RECORDS SUPPLIED
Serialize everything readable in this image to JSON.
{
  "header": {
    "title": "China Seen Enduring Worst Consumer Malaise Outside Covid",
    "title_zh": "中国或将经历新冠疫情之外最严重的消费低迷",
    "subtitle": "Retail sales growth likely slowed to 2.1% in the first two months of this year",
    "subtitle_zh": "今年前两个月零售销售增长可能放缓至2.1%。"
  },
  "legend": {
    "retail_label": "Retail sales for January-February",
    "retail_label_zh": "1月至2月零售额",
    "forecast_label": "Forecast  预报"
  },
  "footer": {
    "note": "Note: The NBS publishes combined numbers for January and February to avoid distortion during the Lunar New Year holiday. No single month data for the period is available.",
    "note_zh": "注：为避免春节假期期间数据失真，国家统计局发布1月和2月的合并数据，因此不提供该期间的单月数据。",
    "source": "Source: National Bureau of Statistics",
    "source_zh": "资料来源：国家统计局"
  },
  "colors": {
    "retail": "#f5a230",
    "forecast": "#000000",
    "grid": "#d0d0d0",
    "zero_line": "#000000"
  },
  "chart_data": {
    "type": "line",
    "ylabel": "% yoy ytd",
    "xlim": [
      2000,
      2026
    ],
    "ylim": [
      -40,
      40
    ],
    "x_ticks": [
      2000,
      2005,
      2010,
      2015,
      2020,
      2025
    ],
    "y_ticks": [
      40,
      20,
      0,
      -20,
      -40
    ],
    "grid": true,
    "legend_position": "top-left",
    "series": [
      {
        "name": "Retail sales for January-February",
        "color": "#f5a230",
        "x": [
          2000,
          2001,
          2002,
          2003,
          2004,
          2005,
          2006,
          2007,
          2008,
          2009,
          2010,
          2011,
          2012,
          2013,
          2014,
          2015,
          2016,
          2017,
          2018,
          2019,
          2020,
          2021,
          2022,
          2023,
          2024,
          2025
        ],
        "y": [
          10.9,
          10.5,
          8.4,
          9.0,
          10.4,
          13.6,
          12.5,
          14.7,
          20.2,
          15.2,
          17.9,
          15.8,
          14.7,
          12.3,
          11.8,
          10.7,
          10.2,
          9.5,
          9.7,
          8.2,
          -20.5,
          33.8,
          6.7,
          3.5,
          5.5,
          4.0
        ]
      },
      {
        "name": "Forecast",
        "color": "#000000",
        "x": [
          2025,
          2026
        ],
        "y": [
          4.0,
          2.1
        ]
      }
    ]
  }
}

SET PROBLEM
Where a line in the material above holds "January", copy that line.

FULL ANSWER
    "retail_label": "Retail sales for January-February",
    "note": "Note: The NBS publishes combined numbers for January and February to avoid distortion during the Lunar New Year holiday. No single month data for the period is available.",
        "name": "Retail sales for January-February",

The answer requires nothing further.